_Selection_:
The trick is to realize that the pathwise derivative (for a valid path given by $h$) is just an ordinary unidimensional derivative for a function of $\epsilon$. In brief: $\nabla_h \psi = \frac{d \psi(\tilde P_\epsilon)}{d \epsilon}$. So we can directly apply all of the relevant results from undergraduate calculus: the chain rule, addition of derivatives, etc.
We’ll go through the chain rule as an example. Imagine that you know the canonical gradient for a parameter $\psi$ but what you're really interested in estimating is the quantity $g(\psi)$. Well, check this out:
$\nabla_h g(\psi(P))
\overset{\text{def.}}{=}
\frac{d g(\psi(\tilde P_\epsilon))}{d \epsilon}
\overset{\text{chain rule}}{=}
g'(\psi(P))
\frac{d \psi(\tilde P_\epsilon)}{d \epsilon}
\overset{\text{Reisz rep.}}{=}
\underbrace{g'(\psi(P))}_{\text{constant}} E[h\phi^\dagger]
\overset{\text{linearity}}{=}
E\big[h
\underbrace{
\phi^\dagger g'(\psi(P))
}_{\phi^\dagger_{g \circ \psi}}
\big]$
This looks intimidating but each step is a something we're already familiar with so it's just about putting it together. At the end of the day, what we've shown is that the function $g'(\psi(P))\phi^\dagger$ is exactly the Reisz representer for $\nabla_h g(\psi(P))$ and is thus by definition the canonical gradient of $g(\psi)$. Note that multiplying by the constant $g'$ is a linear operation so we can't have left the tangent space (which hasn't changed) and somehow obtained a noncanonical gradient. We therefore have a simple formula (effectively the chain rule) to compute gradients for functions of parameters.
It helps to think of an “EIF operator” $\Phi$ for a given model that takes a parameter $\psi$ and returns its efficient influence function $\phi$. We can write out a few useful algebra rules this way:
$\begin{align*}
\Phi(g(\psi)) &= g'(\psi)\Phi(\psi)

_Information supplied_:

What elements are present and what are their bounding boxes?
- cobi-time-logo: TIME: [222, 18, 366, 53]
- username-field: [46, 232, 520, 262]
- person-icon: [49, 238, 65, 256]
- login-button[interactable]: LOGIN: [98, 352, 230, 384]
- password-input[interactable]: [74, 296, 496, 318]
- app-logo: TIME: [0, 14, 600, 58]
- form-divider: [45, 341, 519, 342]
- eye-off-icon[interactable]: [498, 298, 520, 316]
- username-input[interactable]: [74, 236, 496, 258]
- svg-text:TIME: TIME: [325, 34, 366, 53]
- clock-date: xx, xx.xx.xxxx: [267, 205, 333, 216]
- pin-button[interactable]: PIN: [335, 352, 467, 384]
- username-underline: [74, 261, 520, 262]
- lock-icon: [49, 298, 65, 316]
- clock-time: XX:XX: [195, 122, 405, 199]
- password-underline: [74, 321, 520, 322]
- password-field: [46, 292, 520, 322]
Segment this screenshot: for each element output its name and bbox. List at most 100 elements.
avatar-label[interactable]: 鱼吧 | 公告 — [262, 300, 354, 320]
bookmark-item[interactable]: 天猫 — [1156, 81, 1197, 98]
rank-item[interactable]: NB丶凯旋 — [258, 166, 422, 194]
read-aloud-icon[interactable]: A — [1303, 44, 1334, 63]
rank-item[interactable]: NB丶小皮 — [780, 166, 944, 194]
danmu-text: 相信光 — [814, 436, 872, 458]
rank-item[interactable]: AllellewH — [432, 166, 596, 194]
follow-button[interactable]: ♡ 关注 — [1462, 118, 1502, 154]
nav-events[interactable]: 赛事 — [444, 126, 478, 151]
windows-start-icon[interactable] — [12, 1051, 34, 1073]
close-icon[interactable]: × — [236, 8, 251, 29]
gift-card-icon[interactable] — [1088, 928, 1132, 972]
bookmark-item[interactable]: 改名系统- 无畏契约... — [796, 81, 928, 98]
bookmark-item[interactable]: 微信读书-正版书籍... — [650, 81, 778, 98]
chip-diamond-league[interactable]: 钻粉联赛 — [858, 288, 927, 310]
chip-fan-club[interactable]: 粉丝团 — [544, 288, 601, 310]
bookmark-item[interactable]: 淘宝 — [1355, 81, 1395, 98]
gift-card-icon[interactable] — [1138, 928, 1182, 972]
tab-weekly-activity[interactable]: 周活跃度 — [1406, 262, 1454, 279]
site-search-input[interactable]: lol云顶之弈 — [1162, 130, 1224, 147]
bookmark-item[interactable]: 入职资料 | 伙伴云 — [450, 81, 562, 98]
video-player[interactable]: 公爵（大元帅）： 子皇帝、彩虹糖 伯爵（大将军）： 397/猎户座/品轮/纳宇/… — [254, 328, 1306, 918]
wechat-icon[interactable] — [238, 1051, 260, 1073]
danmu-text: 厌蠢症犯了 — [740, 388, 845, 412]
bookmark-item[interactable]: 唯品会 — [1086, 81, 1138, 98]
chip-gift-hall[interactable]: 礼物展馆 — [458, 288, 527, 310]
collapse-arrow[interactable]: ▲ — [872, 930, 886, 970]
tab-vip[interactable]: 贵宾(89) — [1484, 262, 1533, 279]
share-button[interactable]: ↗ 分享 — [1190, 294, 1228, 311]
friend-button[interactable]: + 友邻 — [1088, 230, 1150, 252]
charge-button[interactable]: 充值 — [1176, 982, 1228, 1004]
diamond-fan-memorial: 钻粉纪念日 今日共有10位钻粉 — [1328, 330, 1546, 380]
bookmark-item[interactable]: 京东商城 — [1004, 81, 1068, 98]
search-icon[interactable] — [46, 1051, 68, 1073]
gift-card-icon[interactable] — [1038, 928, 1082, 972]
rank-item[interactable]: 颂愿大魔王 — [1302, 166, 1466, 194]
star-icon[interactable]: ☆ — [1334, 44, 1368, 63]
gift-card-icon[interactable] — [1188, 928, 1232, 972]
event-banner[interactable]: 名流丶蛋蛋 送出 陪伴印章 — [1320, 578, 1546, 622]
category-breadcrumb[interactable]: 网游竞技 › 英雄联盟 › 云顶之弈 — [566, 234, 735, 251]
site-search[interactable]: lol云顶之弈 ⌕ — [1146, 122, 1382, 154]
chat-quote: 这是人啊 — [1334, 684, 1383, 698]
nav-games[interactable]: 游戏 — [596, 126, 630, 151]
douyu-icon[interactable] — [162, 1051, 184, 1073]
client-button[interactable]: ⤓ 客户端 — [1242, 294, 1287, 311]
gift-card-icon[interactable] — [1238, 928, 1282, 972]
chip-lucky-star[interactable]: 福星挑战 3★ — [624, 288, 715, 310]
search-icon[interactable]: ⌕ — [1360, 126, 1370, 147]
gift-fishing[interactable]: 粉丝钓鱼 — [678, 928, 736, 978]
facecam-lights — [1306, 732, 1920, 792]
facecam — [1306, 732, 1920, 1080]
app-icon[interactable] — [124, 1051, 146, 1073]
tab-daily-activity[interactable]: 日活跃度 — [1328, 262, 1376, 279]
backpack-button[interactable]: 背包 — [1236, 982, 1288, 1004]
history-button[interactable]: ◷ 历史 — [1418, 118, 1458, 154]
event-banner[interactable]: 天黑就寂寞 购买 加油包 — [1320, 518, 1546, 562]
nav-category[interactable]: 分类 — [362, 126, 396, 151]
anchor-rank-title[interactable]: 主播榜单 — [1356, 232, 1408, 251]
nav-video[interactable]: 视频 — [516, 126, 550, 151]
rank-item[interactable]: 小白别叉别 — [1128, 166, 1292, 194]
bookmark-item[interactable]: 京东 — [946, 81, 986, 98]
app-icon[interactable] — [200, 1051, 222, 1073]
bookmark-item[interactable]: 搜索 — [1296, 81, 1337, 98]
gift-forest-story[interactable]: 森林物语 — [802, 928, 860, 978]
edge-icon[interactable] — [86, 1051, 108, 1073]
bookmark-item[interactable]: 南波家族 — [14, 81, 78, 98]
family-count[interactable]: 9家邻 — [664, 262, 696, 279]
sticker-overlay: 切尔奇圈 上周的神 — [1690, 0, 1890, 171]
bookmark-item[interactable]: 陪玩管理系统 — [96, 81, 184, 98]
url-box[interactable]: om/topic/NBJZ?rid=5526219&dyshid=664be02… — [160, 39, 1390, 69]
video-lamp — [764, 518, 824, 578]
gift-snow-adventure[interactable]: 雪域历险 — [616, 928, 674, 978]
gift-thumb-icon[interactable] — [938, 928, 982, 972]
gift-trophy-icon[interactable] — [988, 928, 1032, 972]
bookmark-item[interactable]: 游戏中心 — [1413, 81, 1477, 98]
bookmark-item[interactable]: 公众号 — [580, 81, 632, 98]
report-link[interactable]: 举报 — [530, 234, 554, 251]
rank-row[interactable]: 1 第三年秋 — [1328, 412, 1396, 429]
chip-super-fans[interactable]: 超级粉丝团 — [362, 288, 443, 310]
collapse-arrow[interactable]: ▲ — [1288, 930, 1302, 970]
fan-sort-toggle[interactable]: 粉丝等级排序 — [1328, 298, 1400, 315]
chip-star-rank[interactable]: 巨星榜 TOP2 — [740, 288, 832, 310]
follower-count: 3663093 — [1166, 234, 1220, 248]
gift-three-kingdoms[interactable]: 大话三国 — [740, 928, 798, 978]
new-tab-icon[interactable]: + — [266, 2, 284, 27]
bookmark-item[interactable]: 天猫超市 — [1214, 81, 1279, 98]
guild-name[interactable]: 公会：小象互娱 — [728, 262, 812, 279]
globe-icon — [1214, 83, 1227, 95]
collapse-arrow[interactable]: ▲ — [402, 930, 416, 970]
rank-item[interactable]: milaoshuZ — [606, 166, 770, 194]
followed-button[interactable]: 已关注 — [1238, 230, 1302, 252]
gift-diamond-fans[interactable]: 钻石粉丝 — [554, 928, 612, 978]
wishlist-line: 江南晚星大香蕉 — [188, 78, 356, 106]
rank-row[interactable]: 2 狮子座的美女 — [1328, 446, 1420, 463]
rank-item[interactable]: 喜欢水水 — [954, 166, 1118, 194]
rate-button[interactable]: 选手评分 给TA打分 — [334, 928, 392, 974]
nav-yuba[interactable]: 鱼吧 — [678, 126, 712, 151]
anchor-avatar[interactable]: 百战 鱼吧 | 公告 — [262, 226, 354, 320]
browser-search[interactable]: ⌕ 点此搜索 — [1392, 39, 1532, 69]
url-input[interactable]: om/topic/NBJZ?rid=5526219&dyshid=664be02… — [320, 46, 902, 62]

_Exercises to complete_:
[A] Reproduce the lines of the listing from its first line through the line containing "- eye-off-icon[interactable]: [498, 298, 520, 316]", including both ends.
[B] Continue the text on pathwise derivatives and canonical gradients from the point where it stops.
The text and the listing were taken from unrelated sources.

_Expected answers_:
[A]
What elements are present and what are their bounding boxes?
- cobi-time-logo: TIME: [222, 18, 366, 53]
- username-field: [46, 232, 520, 262]
- person-icon: [49, 238, 65, 256]
- login-button[interactable]: LOGIN: [98, 352, 230, 384]
- password-input[interactable]: [74, 296, 496, 318]
- app-logo: TIME: [0, 14, 600, 58]
- form-divider: [45, 341, 519, 342]
- eye-off-icon[interactable]: [498, 298, 520, 316]

[B]
& \quad \text{(chain rule)}
\\
\Phi(\psi_1 \psi_2) &= \Phi(\psi_1)\psi_2 + \psi_1\Phi(\psi_2)
& \quad \text{(product rule)}
\\
\Phi(a_1\psi_1+a_2\psi_2) &= a_1\Phi(\psi_1) + a_2\Phi(\psi_2)
& \quad \text{(linearity)}
\end{align*}$
We’ll call this “gradient algebra” it’s a generically useful set of tools that we can use to build up canonical gradients from simpler pieces, the same way we can use the chain rule, etc. to build up complex derivatives from simpler ones. We’ll see some examples in a little bit.
Saturated Models
Life is generally good when our model is fully nonparametric. There is only one influence function, and it’s the efficient one. All we need to do is to find it.
The material in this section closely follows and condenses Kennedy 2022 and Hines 2021, though the methods have been around for much longer!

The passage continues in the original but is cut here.